# EXERCISE GOAL:
What is the number of lines in these entries that include "安娜芳芳"? Write that number and no other text.

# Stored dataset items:
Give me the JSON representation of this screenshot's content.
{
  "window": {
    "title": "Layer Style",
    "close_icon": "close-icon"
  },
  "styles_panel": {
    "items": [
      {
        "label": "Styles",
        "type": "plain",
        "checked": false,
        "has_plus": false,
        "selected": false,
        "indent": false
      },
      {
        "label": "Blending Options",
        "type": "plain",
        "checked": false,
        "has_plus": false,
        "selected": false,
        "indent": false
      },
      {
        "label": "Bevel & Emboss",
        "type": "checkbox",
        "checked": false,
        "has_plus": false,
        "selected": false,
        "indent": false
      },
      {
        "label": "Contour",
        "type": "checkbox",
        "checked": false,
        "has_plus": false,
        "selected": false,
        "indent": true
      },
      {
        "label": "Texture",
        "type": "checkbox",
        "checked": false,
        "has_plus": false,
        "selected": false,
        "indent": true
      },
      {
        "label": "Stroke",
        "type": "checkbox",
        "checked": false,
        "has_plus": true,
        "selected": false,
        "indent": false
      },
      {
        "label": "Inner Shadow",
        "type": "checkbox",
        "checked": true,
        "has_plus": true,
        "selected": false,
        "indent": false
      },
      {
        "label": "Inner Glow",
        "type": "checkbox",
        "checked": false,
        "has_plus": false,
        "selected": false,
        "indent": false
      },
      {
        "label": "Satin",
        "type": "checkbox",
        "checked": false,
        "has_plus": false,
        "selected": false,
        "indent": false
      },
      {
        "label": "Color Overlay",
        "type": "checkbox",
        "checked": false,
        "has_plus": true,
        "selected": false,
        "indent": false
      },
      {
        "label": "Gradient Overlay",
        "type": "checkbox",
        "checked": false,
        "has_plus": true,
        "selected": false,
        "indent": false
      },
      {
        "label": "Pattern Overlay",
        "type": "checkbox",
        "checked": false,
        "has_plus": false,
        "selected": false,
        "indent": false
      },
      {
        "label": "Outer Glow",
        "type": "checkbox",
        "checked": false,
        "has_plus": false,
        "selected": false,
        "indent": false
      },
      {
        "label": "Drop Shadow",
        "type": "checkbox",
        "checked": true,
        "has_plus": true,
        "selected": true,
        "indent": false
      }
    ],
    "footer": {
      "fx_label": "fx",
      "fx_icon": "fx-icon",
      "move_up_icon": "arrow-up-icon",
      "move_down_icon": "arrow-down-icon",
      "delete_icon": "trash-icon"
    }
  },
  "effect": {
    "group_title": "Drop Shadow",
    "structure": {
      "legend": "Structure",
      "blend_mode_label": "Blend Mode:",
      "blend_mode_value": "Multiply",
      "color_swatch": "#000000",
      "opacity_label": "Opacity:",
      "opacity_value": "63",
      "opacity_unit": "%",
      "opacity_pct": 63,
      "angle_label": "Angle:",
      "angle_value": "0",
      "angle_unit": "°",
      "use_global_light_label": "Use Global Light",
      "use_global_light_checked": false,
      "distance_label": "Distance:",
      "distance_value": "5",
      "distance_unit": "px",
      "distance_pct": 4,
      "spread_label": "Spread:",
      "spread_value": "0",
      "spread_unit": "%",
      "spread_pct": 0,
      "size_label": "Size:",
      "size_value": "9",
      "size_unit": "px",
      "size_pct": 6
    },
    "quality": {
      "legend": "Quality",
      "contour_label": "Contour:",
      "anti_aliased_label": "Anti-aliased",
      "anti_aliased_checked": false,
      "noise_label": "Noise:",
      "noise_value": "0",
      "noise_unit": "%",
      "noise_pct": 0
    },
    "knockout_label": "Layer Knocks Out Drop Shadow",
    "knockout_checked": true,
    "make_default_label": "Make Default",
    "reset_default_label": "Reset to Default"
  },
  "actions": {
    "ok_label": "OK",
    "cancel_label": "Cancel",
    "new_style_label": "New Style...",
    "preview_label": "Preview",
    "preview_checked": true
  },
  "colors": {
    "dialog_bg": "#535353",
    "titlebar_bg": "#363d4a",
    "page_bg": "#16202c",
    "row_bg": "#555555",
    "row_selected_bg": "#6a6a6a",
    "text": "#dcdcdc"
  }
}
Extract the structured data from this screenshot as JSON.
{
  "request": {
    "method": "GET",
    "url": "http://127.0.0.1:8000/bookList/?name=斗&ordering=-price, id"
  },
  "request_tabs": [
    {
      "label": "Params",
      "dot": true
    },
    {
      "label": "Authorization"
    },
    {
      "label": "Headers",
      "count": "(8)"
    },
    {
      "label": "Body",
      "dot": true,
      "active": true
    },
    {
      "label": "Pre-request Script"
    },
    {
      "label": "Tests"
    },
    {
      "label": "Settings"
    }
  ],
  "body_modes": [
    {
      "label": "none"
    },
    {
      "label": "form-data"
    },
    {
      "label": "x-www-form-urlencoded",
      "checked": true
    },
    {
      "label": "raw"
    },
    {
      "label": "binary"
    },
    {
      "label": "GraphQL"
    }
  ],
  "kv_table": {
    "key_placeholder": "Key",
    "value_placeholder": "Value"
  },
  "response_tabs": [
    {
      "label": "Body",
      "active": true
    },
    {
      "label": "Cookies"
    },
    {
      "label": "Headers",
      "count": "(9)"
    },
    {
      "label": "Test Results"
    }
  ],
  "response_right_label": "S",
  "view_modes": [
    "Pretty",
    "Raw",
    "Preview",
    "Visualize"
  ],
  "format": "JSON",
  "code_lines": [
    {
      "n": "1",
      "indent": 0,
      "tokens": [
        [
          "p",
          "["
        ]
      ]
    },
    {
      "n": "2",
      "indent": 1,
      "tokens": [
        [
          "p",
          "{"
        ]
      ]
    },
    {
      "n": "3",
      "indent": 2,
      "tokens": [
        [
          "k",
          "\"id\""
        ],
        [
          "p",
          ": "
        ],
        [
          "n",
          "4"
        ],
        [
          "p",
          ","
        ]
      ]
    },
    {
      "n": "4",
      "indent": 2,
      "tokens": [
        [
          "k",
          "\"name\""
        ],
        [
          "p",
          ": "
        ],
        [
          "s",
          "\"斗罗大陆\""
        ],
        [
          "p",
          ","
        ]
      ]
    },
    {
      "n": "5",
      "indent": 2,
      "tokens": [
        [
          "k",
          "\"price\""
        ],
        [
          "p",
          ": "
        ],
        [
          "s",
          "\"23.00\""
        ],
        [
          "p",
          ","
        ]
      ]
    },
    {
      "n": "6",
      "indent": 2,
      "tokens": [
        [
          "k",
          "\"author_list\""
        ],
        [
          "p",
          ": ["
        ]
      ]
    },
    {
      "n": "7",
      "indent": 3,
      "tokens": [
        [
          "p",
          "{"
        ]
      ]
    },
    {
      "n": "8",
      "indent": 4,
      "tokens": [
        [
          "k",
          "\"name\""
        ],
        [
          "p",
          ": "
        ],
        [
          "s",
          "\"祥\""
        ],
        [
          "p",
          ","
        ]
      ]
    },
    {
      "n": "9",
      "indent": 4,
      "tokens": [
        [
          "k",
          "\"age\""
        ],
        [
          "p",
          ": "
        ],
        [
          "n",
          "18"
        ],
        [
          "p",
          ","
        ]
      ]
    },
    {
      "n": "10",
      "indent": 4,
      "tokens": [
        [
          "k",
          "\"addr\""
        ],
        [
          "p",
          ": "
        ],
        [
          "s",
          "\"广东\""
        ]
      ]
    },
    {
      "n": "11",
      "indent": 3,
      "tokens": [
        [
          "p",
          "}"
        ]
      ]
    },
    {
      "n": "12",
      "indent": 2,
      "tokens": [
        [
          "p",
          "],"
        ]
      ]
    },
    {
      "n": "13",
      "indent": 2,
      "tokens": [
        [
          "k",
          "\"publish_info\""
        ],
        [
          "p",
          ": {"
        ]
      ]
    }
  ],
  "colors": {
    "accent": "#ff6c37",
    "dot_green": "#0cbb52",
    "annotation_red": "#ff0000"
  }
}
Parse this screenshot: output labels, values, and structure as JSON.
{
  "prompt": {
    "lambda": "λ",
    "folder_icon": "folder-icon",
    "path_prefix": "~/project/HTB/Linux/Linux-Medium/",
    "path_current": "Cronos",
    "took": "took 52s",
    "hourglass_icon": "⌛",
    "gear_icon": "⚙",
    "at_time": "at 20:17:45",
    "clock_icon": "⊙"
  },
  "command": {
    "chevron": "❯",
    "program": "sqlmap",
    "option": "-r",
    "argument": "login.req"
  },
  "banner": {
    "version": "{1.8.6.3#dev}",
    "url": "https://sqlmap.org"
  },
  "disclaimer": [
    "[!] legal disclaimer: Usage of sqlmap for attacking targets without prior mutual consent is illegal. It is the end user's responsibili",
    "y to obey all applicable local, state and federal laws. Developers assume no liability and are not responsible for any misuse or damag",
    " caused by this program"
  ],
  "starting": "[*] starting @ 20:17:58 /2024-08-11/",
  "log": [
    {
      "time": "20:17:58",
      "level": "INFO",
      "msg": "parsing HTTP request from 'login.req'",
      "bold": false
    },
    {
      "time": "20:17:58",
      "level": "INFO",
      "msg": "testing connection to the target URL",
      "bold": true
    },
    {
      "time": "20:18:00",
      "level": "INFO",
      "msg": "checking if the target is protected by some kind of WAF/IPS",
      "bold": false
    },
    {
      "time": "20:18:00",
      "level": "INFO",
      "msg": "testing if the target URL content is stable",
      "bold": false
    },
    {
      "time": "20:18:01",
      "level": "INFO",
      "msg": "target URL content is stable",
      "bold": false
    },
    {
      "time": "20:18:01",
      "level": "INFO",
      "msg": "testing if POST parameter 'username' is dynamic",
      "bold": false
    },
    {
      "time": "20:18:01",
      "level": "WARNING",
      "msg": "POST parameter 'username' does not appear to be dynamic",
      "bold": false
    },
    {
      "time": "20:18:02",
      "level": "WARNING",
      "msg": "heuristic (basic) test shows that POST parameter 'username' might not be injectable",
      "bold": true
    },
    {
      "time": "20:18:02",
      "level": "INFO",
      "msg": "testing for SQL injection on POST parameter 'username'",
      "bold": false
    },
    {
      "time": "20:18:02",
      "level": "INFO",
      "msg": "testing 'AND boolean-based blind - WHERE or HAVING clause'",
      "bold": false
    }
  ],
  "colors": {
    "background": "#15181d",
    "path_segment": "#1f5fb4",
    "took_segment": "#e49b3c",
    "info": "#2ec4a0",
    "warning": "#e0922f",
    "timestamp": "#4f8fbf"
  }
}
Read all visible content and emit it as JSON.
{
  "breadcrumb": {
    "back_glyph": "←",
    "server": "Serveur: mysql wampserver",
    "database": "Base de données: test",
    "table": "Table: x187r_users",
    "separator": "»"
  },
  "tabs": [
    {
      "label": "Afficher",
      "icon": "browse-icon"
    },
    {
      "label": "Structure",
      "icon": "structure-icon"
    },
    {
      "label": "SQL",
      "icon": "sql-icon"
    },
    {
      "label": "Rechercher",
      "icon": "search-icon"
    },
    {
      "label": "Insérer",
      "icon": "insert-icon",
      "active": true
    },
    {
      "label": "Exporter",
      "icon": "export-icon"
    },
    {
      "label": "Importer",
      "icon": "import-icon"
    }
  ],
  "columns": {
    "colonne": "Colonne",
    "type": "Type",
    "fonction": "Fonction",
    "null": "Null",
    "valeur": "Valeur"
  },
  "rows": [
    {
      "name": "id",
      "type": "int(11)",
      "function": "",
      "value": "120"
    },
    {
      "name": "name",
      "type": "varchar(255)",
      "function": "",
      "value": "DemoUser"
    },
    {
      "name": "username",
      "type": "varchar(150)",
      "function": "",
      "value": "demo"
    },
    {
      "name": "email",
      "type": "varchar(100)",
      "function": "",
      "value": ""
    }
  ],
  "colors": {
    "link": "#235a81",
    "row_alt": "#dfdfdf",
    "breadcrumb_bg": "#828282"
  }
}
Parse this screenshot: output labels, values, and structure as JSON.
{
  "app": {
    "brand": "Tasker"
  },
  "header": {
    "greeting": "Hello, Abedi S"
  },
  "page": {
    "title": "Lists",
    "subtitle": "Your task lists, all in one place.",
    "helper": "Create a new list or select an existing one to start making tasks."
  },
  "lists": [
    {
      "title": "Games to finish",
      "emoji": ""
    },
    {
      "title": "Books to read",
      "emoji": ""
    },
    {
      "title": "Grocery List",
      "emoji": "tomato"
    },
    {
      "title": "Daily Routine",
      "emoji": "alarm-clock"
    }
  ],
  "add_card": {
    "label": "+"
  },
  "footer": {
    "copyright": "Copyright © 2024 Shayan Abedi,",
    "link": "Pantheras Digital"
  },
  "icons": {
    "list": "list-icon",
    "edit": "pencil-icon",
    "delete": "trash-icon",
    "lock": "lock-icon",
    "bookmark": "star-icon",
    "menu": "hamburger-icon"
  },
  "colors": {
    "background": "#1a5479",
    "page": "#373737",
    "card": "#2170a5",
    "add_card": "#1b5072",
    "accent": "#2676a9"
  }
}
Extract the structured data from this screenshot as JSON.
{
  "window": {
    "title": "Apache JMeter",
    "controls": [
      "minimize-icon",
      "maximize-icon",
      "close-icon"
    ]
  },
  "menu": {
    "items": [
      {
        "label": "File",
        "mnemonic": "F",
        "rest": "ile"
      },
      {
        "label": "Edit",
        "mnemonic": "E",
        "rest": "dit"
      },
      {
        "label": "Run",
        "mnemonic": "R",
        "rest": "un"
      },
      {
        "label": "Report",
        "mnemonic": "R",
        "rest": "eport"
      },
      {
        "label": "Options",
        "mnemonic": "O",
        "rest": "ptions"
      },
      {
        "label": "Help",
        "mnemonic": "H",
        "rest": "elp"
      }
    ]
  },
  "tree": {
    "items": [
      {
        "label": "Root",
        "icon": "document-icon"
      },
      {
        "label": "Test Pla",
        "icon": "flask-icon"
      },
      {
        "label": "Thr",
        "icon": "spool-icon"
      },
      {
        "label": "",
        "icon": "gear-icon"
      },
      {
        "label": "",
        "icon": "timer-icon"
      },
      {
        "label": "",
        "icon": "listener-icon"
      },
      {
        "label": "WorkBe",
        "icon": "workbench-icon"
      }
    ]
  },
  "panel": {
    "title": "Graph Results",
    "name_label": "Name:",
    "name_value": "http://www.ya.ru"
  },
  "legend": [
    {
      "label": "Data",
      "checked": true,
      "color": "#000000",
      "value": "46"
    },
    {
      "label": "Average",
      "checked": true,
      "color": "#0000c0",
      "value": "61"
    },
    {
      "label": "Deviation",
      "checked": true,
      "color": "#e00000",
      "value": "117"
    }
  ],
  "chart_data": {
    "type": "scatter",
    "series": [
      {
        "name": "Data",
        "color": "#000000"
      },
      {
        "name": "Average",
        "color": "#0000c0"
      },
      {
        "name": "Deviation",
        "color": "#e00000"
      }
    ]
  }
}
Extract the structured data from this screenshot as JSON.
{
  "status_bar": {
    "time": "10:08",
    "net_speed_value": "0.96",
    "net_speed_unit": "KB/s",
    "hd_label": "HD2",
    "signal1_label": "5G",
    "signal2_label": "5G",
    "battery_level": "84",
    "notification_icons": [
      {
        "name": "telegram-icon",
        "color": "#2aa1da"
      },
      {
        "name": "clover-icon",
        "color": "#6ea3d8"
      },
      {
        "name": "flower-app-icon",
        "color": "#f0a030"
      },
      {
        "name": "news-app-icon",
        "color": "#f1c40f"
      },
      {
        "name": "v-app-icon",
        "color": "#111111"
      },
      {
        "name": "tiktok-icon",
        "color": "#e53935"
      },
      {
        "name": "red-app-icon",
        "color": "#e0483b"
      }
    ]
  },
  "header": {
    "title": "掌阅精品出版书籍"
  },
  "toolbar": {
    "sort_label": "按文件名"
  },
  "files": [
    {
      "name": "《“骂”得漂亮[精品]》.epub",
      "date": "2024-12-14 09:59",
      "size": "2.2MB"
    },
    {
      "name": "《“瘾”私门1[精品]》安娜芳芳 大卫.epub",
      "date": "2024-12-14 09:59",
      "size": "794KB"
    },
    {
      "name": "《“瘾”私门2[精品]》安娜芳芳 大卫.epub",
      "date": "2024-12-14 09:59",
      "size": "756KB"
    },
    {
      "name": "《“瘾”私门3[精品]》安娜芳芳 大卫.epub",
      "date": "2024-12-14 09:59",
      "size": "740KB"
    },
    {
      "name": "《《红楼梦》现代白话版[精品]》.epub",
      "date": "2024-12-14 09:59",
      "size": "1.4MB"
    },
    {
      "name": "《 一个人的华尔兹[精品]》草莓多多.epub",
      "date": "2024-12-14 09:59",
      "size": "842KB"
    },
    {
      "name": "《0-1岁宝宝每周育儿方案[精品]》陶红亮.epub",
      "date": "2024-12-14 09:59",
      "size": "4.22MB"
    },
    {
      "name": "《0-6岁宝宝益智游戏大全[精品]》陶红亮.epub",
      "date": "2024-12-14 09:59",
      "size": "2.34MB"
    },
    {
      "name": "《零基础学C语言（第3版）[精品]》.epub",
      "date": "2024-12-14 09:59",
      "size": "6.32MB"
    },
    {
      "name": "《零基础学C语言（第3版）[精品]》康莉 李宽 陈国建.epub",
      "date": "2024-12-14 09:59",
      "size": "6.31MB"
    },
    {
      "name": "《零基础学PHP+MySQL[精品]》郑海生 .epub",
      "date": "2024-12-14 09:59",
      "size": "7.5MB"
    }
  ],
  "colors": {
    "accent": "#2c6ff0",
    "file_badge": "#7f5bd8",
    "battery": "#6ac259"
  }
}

# REPLY TO THE EXERCISE:
3